Copy each line exactly.

Stored data entries
[Start]

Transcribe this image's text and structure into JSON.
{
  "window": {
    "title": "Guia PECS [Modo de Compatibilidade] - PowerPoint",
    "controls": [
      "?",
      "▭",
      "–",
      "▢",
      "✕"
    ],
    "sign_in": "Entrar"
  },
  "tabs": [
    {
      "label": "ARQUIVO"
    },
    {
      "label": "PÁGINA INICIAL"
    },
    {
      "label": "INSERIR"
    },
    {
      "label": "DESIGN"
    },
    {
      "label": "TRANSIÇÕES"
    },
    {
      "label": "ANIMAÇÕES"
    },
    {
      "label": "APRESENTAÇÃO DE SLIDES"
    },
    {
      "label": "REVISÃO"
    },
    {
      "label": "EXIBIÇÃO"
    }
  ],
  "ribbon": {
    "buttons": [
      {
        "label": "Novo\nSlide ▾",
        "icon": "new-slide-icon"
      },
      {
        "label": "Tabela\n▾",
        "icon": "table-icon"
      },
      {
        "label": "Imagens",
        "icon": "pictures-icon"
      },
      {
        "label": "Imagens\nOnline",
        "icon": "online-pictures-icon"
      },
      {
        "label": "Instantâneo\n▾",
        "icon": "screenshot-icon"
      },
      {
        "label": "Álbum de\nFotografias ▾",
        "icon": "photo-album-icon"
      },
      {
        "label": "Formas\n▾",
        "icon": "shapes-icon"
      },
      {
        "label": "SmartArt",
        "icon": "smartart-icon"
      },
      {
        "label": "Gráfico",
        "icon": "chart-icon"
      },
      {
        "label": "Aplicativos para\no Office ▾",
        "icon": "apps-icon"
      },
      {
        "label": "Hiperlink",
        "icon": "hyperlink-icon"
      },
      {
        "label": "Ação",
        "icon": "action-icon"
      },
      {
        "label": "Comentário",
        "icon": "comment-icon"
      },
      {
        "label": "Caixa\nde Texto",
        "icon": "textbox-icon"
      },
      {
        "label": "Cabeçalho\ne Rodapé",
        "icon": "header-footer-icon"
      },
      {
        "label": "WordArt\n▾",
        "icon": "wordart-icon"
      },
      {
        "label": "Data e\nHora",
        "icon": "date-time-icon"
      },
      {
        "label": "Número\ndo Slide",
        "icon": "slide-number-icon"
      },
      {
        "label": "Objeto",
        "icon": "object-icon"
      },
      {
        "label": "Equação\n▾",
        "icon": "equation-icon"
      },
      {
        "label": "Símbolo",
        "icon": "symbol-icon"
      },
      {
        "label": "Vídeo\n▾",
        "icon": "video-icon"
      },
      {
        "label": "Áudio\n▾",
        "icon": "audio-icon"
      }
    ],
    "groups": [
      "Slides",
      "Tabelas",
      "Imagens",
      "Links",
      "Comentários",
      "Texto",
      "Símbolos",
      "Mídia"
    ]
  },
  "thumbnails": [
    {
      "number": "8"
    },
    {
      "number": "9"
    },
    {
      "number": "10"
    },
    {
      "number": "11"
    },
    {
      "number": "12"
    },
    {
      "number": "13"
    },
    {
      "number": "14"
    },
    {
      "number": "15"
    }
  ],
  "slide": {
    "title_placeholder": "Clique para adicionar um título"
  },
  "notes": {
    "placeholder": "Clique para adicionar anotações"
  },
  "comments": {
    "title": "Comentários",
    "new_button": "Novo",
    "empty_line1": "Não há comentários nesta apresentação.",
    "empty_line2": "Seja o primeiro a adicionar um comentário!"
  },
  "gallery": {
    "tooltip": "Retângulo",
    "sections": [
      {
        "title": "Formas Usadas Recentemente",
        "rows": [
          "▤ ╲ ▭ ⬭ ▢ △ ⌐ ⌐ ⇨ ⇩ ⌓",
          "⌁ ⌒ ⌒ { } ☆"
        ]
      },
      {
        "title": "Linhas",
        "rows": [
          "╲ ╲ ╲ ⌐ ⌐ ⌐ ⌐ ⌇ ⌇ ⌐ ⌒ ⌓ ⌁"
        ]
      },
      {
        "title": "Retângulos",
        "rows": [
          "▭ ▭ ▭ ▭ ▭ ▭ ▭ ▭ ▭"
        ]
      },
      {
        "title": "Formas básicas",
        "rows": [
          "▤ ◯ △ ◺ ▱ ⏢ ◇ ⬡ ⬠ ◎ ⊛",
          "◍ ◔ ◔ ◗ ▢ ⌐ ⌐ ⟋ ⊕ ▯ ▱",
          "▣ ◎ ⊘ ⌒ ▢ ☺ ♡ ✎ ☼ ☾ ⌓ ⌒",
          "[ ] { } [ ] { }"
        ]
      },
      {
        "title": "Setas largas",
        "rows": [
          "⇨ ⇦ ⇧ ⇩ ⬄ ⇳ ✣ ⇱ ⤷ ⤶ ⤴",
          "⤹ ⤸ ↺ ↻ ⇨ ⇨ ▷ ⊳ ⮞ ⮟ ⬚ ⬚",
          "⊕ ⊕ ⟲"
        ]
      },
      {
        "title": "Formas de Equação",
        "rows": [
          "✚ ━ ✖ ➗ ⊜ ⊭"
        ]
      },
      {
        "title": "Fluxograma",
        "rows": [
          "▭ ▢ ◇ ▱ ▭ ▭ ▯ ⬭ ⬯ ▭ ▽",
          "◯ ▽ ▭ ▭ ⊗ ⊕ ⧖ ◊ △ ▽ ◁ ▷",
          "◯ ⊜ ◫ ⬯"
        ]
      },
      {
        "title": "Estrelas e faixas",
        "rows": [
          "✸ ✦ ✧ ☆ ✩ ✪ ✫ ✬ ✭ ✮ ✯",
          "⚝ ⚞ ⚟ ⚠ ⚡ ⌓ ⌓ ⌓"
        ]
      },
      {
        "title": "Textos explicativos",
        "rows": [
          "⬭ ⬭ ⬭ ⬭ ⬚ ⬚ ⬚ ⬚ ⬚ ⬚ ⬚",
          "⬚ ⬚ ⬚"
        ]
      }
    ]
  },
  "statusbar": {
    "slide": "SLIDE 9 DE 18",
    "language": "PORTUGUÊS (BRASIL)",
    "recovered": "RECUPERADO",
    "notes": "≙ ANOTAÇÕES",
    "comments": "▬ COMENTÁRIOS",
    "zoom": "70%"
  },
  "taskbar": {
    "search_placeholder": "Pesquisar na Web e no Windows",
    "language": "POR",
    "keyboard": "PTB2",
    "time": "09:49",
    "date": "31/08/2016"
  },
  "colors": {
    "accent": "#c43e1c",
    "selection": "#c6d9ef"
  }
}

[End]

*EXERCISE ANSWER:*
Transcribe this image's text and structure into JSON.
{
  "window": {
    "title": "Guia PECS [Modo de Compatibilidade] - PowerPoint",
    "controls": [
      "?",
      "▭",
      "–",
      "▢",
      "✕"
    ],
    "sign_in": "Entrar"
  },
  "tabs": [
    {
      "label": "ARQUIVO"
    },
    {
      "label": "PÁGINA INICIAL"
    },
    {
      "label": "INSERIR"
    },
    {
      "label": "DESIGN"
    },
    {
      "label": "TRANSIÇÕES"
    },
    {
      "label": "ANIMAÇÕES"
    },
    {
      "label": "APRESENTAÇÃO DE SLIDES"
    },
    {
      "label": "REVISÃO"
    },
    {
      "label": "EXIBIÇÃO"
    }
  ],
  "ribbon": {
    "buttons": [
      {
        "label": "Novo\nSlide ▾",
        "icon": "new-slide-icon"
      },
      {
        "label": "Tabela\n▾",
        "icon": "table-icon"
      },
      {
        "label": "Imagens",
        "icon": "pictures-icon"
      },
      {
        "label": "Imagens\nOnline",
        "icon": "online-pictures-icon"
      },
      {
        "label": "Instantâneo\n▾",
        "icon": "screenshot-icon"
      },
      {
        "label": "Álbum de\nFotografias ▾",
        "icon": "photo-album-icon"
      },
      {
        "label": "Formas\n▾",
        "icon": "shapes-icon"
      },
      {
        "label": "SmartArt",
        "icon": "smartart-icon"
      },
      {
        "label": "Gráfico",
        "icon": "chart-icon"
      },
      {
        "label": "Aplicativos para\no Office ▾",
        "icon": "apps-icon"
      },
      {
        "label": "Hiperlink",
        "icon": "hyperlink-icon"
      },
      {
        "label": "Ação",
        "icon": "action-icon"
      },
      {
        "label": "Comentário",
        "icon": "comment-icon"
      },
      {
        "label": "Caixa\nde Texto",
        "icon": "textbox-icon"
      },
      {
        "label": "Cabeçalho\ne Rodapé",
        "icon": "header-footer-icon"
      },
      {
        "label": "WordArt\n▾",
        "icon": "wordart-icon"
      },
      {
        "label": "Data e\nHora",
        "icon": "date-time-icon"
      },
      {
        "label": "Número\ndo Slide",
        "icon": "slide-number-icon"
      },
      {
        "label": "Objeto",
        "icon": "object-icon"
      },
      {
        "label": "Equação\n▾",
        "icon": "equation-icon"
      },
      {
        "label": "Símbolo",
        "icon": "symbol-icon"
      },
      {
        "label": "Vídeo\n▾",
        "icon": "video-icon"
      },
      {
        "label": "Áudio\n▾",
        "icon": "audio-icon"
      }
    ],
    "groups": [
      "Slides",
      "Tabelas",
      "Imagens",
      "Links",
      "Comentários",
      "Texto",
      "Símbolos",
      "Mídia"
    ]
  },
  "thumbnails": [
    {
      "number": "8"
    },
    {
      "number": "9"
    },
    {
      "number": "10"
    },
    {
      "number": "11"
    },
    {
      "number": "12"
    },
    {
      "number": "13"
    },
    {
      "number": "14"
    },
    {
      "number": "15"
    }
  ],
  "slide": {
    "title_placeholder": "Clique para adicionar um título"
  },
  "notes": {
    "placeholder": "Clique para adicionar anotações"
  },
  "comments": {
    "title": "Comentários",
    "new_button": "Novo",
    "empty_line1": "Não há comentários nesta apresentação.",
    "empty_line2": "Seja o primeiro a adicionar um comentário!"
  },
  "gallery": {
    "tooltip": "Retângulo",
    "sections": [
      {
        "title": "Formas Usadas Recentemente",
        "rows": [
          "▤ ╲ ▭ ⬭ ▢ △ ⌐ ⌐ ⇨ ⇩ ⌓",
          "⌁ ⌒ ⌒ { } ☆"
        ]
      },
      {
        "title": "Linhas",
        "rows": [
          "╲ ╲ ╲ ⌐ ⌐ ⌐ ⌐ ⌇ ⌇ ⌐ ⌒ ⌓ ⌁"
        ]
      },
      {
        "title": "Retângulos",
        "rows": [
          "▭ ▭ ▭ ▭ ▭ ▭ ▭ ▭ ▭"
        ]
      },
      {
        "title": "Formas básicas",
        "rows": [
          "▤ ◯ △ ◺ ▱ ⏢ ◇ ⬡ ⬠ ◎ ⊛",
          "◍ ◔ ◔ ◗ ▢ ⌐ ⌐ ⟋ ⊕ ▯ ▱",
          "▣ ◎ ⊘ ⌒ ▢ ☺ ♡ ✎ ☼ ☾ ⌓ ⌒",
          "[ ] { } [ ] { }"
        ]
      },
      {
        "title": "Setas largas",
        "rows": [
          "⇨ ⇦ ⇧ ⇩ ⬄ ⇳ ✣ ⇱ ⤷ ⤶ ⤴",
          "⤹ ⤸ ↺ ↻ ⇨ ⇨ ▷ ⊳ ⮞ ⮟ ⬚ ⬚",
          "⊕ ⊕ ⟲"
        ]
      },
      {
        "title": "Formas de Equação",
        "rows": [
          "✚ ━ ✖ ➗ ⊜ ⊭"
        ]
      },
      {
        "title": "Fluxograma",
        "rows": [
          "▭ ▢ ◇ ▱ ▭ ▭ ▯ ⬭ ⬯ ▭ ▽",
          "◯ ▽ ▭ ▭ ⊗ ⊕ ⧖ ◊ △ ▽ ◁ ▷",
          "◯ ⊜ ◫ ⬯"
        ]
      },
      {
        "title": "Estrelas e faixas",
        "rows": [
          "✸ ✦ ✧ ☆ ✩ ✪ ✫ ✬ ✭ ✮ ✯",
          "⚝ ⚞ ⚟ ⚠ ⚡ ⌓ ⌓ ⌓"
        ]
      },
      {
        "title": "Textos explicativos",
        "rows": [
          "⬭ ⬭ ⬭ ⬭ ⬚ ⬚ ⬚ ⬚ ⬚ ⬚ ⬚",
          "⬚ ⬚ ⬚"
        ]
      }
    ]
  },
  "statusbar": {
    "slide": "SLIDE 9 DE 18",
    "language": "PORTUGUÊS (BRASIL)",
    "recovered": "RECUPERADO",
    "notes": "≙ ANOTAÇÕES",
    "comments": "▬ COMENTÁRIOS",
    "zoom": "70%"
  },
  "taskbar": {
    "search_placeholder": "Pesquisar na Web e no Windows",
    "language": "POR",
    "keyboard": "PTB2",
    "time": "09:49",
    "date": "31/08/2016"
  },
  "colors": {
    "accent": "#c43e1c",
    "selection": "#c6d9ef"
  }
}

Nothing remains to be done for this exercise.